▸ **Problem requirements**:
From the entries below, gather every line containing the string "Base".

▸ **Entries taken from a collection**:
++++++++++++++++++++

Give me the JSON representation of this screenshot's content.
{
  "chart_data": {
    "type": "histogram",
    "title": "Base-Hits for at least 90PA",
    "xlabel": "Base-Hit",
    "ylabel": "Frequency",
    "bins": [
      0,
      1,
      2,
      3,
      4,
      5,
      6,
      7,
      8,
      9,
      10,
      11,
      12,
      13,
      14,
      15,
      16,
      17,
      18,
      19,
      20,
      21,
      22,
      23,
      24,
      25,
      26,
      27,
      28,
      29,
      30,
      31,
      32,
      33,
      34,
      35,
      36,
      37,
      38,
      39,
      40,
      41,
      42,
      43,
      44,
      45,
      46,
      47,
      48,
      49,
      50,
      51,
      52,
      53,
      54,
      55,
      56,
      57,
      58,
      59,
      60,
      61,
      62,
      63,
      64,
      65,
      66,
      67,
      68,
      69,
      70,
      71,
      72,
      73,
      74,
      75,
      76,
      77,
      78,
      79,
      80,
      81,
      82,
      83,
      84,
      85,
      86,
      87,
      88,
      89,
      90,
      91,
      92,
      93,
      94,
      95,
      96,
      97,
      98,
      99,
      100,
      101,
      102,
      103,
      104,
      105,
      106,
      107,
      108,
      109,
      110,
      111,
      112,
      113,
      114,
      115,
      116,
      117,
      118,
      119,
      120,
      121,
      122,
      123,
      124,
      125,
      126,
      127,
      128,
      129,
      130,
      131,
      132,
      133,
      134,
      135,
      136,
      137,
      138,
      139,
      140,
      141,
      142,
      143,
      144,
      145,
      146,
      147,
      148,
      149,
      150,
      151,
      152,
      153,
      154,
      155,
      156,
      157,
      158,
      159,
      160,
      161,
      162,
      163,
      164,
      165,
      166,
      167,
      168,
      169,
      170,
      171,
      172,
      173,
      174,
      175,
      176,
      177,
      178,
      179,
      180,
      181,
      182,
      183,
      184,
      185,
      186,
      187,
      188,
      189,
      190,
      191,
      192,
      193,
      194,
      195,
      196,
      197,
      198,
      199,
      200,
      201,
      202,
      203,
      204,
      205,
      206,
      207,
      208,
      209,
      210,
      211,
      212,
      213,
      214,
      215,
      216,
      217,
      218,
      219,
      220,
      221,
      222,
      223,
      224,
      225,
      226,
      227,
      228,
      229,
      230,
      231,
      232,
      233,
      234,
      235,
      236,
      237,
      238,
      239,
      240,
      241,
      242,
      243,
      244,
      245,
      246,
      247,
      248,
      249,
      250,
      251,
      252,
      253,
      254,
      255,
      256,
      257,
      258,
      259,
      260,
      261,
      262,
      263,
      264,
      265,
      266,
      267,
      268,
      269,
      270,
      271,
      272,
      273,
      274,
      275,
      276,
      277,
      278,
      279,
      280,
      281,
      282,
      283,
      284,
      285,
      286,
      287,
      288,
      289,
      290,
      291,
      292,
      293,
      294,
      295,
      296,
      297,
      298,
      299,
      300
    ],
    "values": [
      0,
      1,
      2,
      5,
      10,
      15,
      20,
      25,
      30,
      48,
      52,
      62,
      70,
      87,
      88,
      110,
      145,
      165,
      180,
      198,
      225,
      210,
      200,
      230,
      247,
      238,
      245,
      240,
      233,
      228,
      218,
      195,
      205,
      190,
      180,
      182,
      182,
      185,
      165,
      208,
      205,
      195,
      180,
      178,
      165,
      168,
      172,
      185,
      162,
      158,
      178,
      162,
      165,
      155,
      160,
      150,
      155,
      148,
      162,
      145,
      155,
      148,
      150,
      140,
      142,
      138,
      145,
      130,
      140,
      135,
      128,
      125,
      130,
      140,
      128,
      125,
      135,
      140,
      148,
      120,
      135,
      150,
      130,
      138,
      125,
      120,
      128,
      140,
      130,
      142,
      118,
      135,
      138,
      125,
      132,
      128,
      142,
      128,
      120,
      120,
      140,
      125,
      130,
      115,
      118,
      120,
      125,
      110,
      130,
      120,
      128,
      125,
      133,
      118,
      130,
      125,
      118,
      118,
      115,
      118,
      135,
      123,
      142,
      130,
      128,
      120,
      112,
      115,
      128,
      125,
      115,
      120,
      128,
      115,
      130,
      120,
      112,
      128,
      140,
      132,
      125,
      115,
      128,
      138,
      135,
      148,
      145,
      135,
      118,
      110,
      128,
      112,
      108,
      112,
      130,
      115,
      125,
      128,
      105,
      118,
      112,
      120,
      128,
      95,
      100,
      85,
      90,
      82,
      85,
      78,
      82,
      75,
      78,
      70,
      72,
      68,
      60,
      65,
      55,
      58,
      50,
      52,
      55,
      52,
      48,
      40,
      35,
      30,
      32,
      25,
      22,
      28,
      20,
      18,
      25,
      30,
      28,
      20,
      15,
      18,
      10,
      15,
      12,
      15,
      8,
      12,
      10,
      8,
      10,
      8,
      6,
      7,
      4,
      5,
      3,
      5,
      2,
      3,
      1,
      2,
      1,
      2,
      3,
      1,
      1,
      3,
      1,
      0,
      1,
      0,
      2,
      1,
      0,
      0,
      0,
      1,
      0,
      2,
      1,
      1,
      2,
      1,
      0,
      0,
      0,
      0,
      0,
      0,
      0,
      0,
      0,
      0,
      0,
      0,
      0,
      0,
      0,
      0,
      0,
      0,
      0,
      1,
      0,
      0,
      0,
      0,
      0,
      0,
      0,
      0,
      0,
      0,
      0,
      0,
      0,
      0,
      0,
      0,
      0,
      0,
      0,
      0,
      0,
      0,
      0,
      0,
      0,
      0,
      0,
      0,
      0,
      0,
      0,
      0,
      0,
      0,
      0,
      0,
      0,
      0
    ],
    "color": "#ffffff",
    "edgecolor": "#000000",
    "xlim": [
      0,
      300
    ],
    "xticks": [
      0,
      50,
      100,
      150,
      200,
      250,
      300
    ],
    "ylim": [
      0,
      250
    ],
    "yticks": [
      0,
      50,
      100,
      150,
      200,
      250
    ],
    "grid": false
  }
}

++++++++++++++++++++

▸ **Result of this exercise**:
    "title": "Base-Hits for at least 90PA",
    "xlabel": "Base-Hit",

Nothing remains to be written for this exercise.